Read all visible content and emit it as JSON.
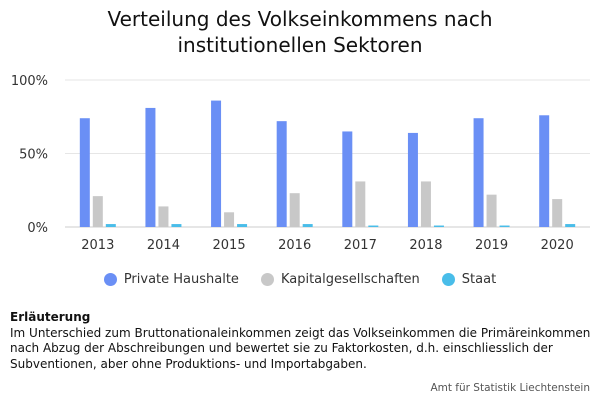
{
  "title_line1": "Verteilung des Volkseinkommens nach",
  "title_line2": "institutionellen Sektoren",
  "note": {
    "heading": "Erläuterung",
    "text": "Im Unterschied zum Bruttonationaleinkommen zeigt das Volkseinkommen die Primäreinkommen nach Abzug der Abschreibungen und bewertet sie zu Faktorkosten, d.h. einschliesslich der Subventionen, aber ohne Produktions- und Importabgaben."
  },
  "source": "Amt für Statistik Liechtenstein",
  "chart_data": {
    "type": "bar",
    "title": "Verteilung des Volkseinkommens nach institutionellen Sektoren",
    "categories": [
      "2013",
      "2014",
      "2015",
      "2016",
      "2017",
      "2018",
      "2019",
      "2020"
    ],
    "series": [
      {
        "name": "Private Haushalte",
        "color": "#6a8ff5",
        "values": [
          74,
          81,
          86,
          72,
          65,
          64,
          74,
          76
        ]
      },
      {
        "name": "Kapitalgesellschaften",
        "color": "#c8c8c8",
        "values": [
          21,
          14,
          10,
          23,
          31,
          31,
          22,
          19
        ]
      },
      {
        "name": "Staat",
        "color": "#49bde9",
        "values": [
          2,
          2,
          2,
          2,
          1,
          1,
          1,
          2
        ]
      }
    ],
    "yticks": [
      "0%",
      "50%",
      "100%"
    ],
    "ylim": [
      0,
      100
    ],
    "xlabel": "",
    "ylabel": "",
    "grid": true,
    "legend": "bottom"
  }
}
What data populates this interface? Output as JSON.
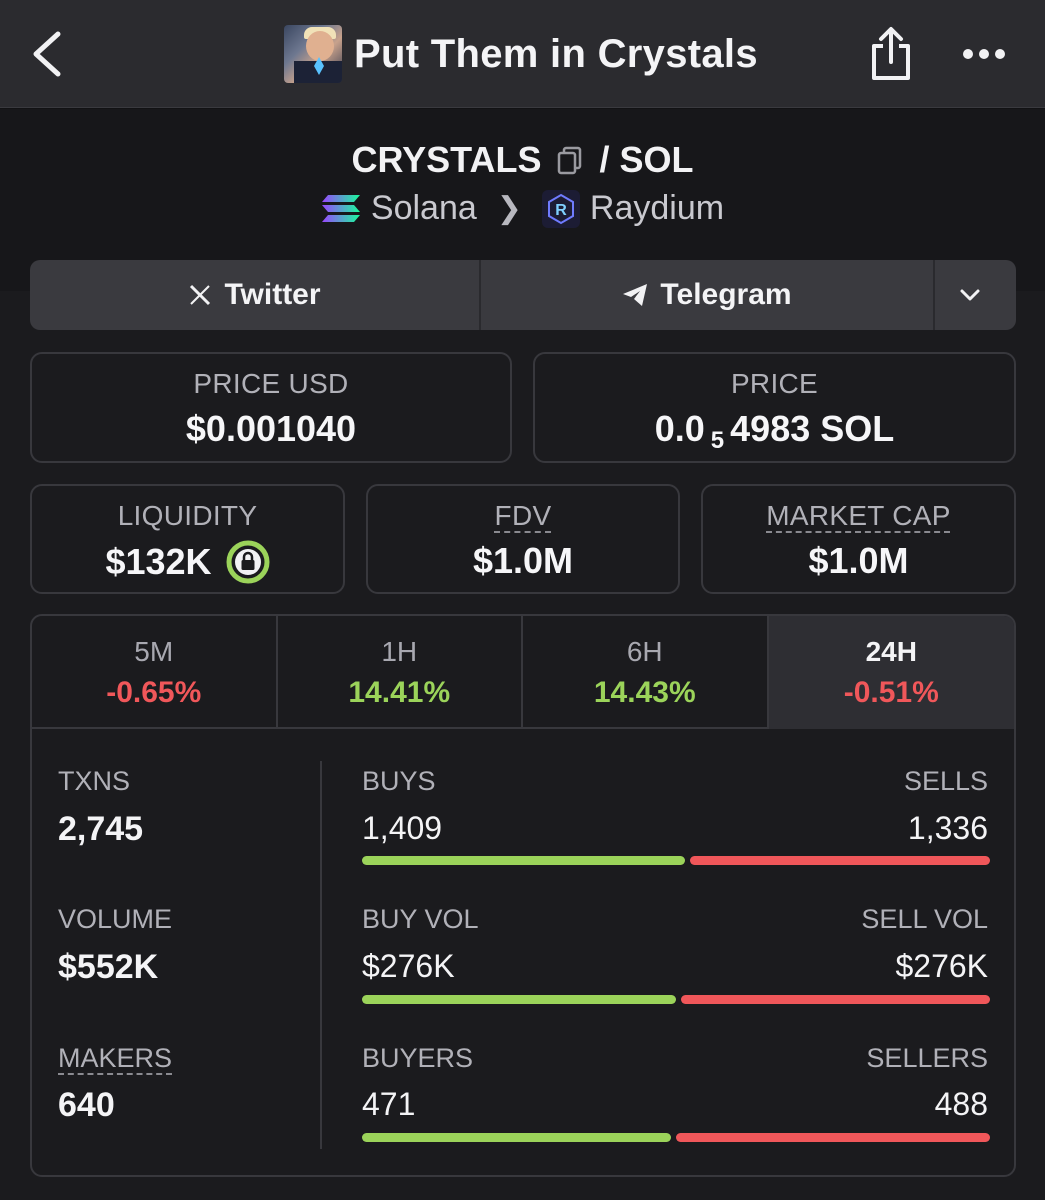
○ ○ ○ ○ ○
**WHAT TO DO:** Copy out each record shown above without alteration, skipping any picture.

**RIGHT ANSWER:**
Read all visible content and emit it as JSON.
{
  "title_line1": "Verteilung des Volkseinkommens nach",
  "title_line2": "institutionellen Sektoren",
  "note": {
    "heading": "Erläuterung",
    "text": "Im Unterschied zum Bruttonationaleinkommen zeigt das Volkseinkommen die Primäreinkommen nach Abzug der Abschreibungen und bewertet sie zu Faktorkosten, d.h. einschliesslich der Subventionen, aber ohne Produktions- und Importabgaben."
  },
  "source": "Amt für Statistik Liechtenstein",
  "chart_data": {
    "type": "bar",
    "title": "Verteilung des Volkseinkommens nach institutionellen Sektoren",
    "categories": [
      "2013",
      "2014",
      "2015",
      "2016",
      "2017",
      "2018",
      "2019",
      "2020"
    ],
    "series": [
      {
        "name": "Private Haushalte",
        "color": "#6a8ff5",
        "values": [
          74,
          81,
          86,
          72,
          65,
          64,
          74,
          76
        ]
      },
      {
        "name": "Kapitalgesellschaften",
        "color": "#c8c8c8",
        "values": [
          21,
          14,
          10,
          23,
          31,
          31,
          22,
          19
        ]
      },
      {
        "name": "Staat",
        "color": "#49bde9",
        "values": [
          2,
          2,
          2,
          2,
          1,
          1,
          1,
          2
        ]
      }
    ],
    "yticks": [
      "0%",
      "50%",
      "100%"
    ],
    "ylim": [
      0,
      100
    ],
    "xlabel": "",
    "ylabel": "",
    "grid": true,
    "legend": "bottom"
  }
}
What data populates this interface? Output as JSON.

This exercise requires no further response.